What to work on = All of the material below is to be returned exactly.

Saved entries
***

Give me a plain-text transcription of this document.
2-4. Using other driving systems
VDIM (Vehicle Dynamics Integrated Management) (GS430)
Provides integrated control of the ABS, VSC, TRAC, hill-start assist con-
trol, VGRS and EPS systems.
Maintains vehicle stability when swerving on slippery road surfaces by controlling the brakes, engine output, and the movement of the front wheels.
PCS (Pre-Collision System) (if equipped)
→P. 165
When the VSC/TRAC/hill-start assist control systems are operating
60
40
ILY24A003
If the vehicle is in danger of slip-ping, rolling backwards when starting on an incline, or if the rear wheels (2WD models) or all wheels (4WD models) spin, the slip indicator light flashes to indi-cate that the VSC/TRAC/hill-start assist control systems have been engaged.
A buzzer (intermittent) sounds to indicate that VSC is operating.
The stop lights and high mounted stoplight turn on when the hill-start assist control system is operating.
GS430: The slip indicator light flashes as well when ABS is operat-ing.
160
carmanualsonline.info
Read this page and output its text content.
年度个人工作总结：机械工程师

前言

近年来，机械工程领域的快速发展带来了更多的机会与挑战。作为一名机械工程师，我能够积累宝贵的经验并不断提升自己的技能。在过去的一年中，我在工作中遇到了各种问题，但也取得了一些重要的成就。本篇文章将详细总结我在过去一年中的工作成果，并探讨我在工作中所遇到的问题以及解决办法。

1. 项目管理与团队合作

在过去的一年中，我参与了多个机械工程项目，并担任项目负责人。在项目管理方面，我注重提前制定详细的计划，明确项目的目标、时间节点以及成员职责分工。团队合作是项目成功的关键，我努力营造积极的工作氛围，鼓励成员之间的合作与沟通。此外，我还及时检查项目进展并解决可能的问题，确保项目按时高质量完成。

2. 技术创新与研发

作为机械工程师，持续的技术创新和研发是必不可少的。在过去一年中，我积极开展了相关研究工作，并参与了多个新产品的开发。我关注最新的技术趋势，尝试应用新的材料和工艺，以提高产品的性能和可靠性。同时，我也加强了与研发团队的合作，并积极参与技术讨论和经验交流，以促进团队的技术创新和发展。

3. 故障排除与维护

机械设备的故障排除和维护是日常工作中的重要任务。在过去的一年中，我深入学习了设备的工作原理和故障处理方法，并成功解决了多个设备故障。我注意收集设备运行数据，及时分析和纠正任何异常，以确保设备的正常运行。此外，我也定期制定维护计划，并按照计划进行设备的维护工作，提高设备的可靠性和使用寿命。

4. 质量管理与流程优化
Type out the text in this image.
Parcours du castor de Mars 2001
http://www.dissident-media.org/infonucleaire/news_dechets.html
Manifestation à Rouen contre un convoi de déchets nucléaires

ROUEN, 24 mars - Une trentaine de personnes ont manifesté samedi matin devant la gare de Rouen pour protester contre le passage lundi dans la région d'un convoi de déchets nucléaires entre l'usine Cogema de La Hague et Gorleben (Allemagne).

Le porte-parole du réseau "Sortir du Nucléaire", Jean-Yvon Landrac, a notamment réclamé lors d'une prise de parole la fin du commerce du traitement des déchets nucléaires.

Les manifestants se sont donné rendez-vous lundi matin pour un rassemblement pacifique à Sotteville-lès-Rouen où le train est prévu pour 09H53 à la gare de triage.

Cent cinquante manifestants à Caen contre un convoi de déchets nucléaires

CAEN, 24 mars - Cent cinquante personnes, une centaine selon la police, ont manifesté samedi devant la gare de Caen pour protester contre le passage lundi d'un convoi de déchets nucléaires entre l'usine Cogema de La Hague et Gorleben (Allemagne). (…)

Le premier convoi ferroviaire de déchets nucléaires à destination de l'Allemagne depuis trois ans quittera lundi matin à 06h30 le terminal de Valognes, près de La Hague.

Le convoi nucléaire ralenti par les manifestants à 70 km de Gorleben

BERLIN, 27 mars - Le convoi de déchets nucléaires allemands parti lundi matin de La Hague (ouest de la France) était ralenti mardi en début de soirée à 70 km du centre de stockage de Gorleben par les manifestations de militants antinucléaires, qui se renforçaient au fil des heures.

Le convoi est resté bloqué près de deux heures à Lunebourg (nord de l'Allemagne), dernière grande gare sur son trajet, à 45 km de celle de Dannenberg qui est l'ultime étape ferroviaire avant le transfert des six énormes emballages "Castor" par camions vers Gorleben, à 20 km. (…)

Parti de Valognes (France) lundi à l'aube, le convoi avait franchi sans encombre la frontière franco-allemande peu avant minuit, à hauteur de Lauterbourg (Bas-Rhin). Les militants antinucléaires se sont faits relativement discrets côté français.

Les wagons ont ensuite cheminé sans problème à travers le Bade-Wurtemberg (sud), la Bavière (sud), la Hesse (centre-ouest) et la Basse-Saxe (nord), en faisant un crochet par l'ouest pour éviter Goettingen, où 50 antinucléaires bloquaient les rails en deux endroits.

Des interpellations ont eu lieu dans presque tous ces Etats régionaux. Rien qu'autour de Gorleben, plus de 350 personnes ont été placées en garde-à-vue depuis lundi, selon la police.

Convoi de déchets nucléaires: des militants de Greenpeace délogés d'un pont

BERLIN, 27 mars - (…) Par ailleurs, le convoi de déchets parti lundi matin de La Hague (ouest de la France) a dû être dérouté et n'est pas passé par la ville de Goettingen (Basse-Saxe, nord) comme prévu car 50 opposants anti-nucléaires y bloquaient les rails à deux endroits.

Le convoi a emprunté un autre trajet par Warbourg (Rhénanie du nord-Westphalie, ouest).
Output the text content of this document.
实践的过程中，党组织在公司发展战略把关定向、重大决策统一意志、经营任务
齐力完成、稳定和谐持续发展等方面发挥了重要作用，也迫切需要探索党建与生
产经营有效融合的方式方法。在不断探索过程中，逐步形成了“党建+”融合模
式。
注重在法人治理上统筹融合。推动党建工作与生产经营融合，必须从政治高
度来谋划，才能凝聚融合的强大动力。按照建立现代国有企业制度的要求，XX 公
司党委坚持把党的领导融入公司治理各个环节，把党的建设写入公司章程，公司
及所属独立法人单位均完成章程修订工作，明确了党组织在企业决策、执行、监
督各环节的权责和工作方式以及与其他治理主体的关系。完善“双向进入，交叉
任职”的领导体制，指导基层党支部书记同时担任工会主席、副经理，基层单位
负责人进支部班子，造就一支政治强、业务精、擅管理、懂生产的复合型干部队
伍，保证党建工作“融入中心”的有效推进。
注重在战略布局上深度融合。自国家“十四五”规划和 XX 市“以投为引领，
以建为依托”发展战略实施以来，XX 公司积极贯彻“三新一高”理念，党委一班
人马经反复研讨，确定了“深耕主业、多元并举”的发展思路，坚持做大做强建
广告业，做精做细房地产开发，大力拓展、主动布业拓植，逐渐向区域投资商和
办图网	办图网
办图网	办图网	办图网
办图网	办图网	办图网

***

Answer in full =
Give me a plain-text transcription of this document.
2-4. Using other driving systems
VDIM (Vehicle Dynamics Integrated Management) (GS430)
Provides integrated control of the ABS, VSC, TRAC, hill-start assist con-
trol, VGRS and EPS systems.
Maintains vehicle stability when swerving on slippery road surfaces by controlling the brakes, engine output, and the movement of the front wheels.
PCS (Pre-Collision System) (if equipped)
→P. 165
When the VSC/TRAC/hill-start assist control systems are operating
60
40
ILY24A003
If the vehicle is in danger of slip-ping, rolling backwards when starting on an incline, or if the rear wheels (2WD models) or all wheels (4WD models) spin, the slip indicator light flashes to indi-cate that the VSC/TRAC/hill-start assist control systems have been engaged.
A buzzer (intermittent) sounds to indicate that VSC is operating.
The stop lights and high mounted stoplight turn on when the hill-start assist control system is operating.
GS430: The slip indicator light flashes as well when ABS is operat-ing.
160
carmanualsonline.info
Read this page and output its text content.
年度个人工作总结：机械工程师

前言

近年来，机械工程领域的快速发展带来了更多的机会与挑战。作为一名机械工程师，我能够积累宝贵的经验并不断提升自己的技能。在过去的一年中，我在工作中遇到了各种问题，但也取得了一些重要的成就。本篇文章将详细总结我在过去一年中的工作成果，并探讨我在工作中所遇到的问题以及解决办法。

1. 项目管理与团队合作

在过去的一年中，我参与了多个机械工程项目，并担任项目负责人。在项目管理方面，我注重提前制定详细的计划，明确项目的目标、时间节点以及成员职责分工。团队合作是项目成功的关键，我努力营造积极的工作氛围，鼓励成员之间的合作与沟通。此外，我还及时检查项目进展并解决可能的问题，确保项目按时高质量完成。

2. 技术创新与研发

作为机械工程师，持续的技术创新和研发是必不可少的。在过去一年中，我积极开展了相关研究工作，并参与了多个新产品的开发。我关注最新的技术趋势，尝试应用新的材料和工艺，以提高产品的性能和可靠性。同时，我也加强了与研发团队的合作，并积极参与技术讨论和经验交流，以促进团队的技术创新和发展。

3. 故障排除与维护

机械设备的故障排除和维护是日常工作中的重要任务。在过去的一年中，我深入学习了设备的工作原理和故障处理方法，并成功解决了多个设备故障。我注意收集设备运行数据，及时分析和纠正任何异常，以确保设备的正常运行。此外，我也定期制定维护计划，并按照计划进行设备的维护工作，提高设备的可靠性和使用寿命。

4. 质量管理与流程优化
Type out the text in this image.
Parcours du castor de Mars 2001
http://www.dissident-media.org/infonucleaire/news_dechets.html
Manifestation à Rouen contre un convoi de déchets nucléaires

ROUEN, 24 mars - Une trentaine de personnes ont manifesté samedi matin devant la gare de Rouen pour protester contre le passage lundi dans la région d'un convoi de déchets nucléaires entre l'usine Cogema de La Hague et Gorleben (Allemagne).

Le porte-parole du réseau "Sortir du Nucléaire", Jean-Yvon Landrac, a notamment réclamé lors d'une prise de parole la fin du commerce du traitement des déchets nucléaires.

Les manifestants se sont donné rendez-vous lundi matin pour un rassemblement pacifique à Sotteville-lès-Rouen où le train est prévu pour 09H53 à la gare de triage.

Cent cinquante manifestants à Caen contre un convoi de déchets nucléaires

CAEN, 24 mars - Cent cinquante personnes, une centaine selon la police, ont manifesté samedi devant la gare de Caen pour protester contre le passage lundi d'un convoi de déchets nucléaires entre l'usine Cogema de La Hague et Gorleben (Allemagne). (…)

Le premier convoi ferroviaire de déchets nucléaires à destination de l'Allemagne depuis trois ans quittera lundi matin à 06h30 le terminal de Valognes, près de La Hague.

Le convoi nucléaire ralenti par les manifestants à 70 km de Gorleben

BERLIN, 27 mars - Le convoi de déchets nucléaires allemands parti lundi matin de La Hague (ouest de la France) était ralenti mardi en début de soirée à 70 km du centre de stockage de Gorleben par les manifestations de militants antinucléaires, qui se renforçaient au fil des heures.

Le convoi est resté bloqué près de deux heures à Lunebourg (nord de l'Allemagne), dernière grande gare sur son trajet, à 45 km de celle de Dannenberg qui est l'ultime étape ferroviaire avant le transfert des six énormes emballages "Castor" par camions vers Gorleben, à 20 km. (…)

Parti de Valognes (France) lundi à l'aube, le convoi avait franchi sans encombre la frontière franco-allemande peu avant minuit, à hauteur de Lauterbourg (Bas-Rhin). Les militants antinucléaires se sont faits relativement discrets côté français.

Les wagons ont ensuite cheminé sans problème à travers le Bade-Wurtemberg (sud), la Bavière (sud), la Hesse (centre-ouest) et la Basse-Saxe (nord), en faisant un crochet par l'ouest pour éviter Goettingen, où 50 antinucléaires bloquaient les rails en deux endroits.

Des interpellations ont eu lieu dans presque tous ces Etats régionaux. Rien qu'autour de Gorleben, plus de 350 personnes ont été placées en garde-à-vue depuis lundi, selon la police.

Convoi de déchets nucléaires: des militants de Greenpeace délogés d'un pont

BERLIN, 27 mars - (…) Par ailleurs, le convoi de déchets parti lundi matin de La Hague (ouest de la France) a dû être dérouté et n'est pas passé par la ville de Goettingen (Basse-Saxe, nord) comme prévu car 50 opposants anti-nucléaires y bloquaient les rails à deux endroits.

Le convoi a emprunté un autre trajet par Warbourg (Rhénanie du nord-Westphalie, ouest).
Output the text content of this document.
实践的过程中，党组织在公司发展战略把关定向、重大决策统一意志、经营任务
齐力完成、稳定和谐持续发展等方面发挥了重要作用，也迫切需要探索党建与生
产经营有效融合的方式方法。在不断探索过程中，逐步形成了“党建+”融合模
式。
注重在法人治理上统筹融合。推动党建工作与生产经营融合，必须从政治高
度来谋划，才能凝聚融合的强大动力。按照建立现代国有企业制度的要求，XX 公
司党委坚持把党的领导融入公司治理各个环节，把党的建设写入公司章程，公司
及所属独立法人单位均完成章程修订工作，明确了党组织在企业决策、执行、监
督各环节的权责和工作方式以及与其他治理主体的关系。完善“双向进入，交叉
任职”的领导体制，指导基层党支部书记同时担任工会主席、副经理，基层单位
负责人进支部班子，造就一支政治强、业务精、擅管理、懂生产的复合型干部队
伍，保证党建工作“融入中心”的有效推进。
注重在战略布局上深度融合。自国家“十四五”规划和 XX 市“以投为引领，
以建为依托”发展战略实施以来，XX 公司积极贯彻“三新一高”理念，党委一班
人马经反复研讨，确定了“深耕主业、多元并举”的发展思路，坚持做大做强建
广告业，做精做细房地产开发，大力拓展、主动布业拓植，逐渐向区域投资商和
办图网	办图网
办图网	办图网	办图网
办图网	办图网	办图网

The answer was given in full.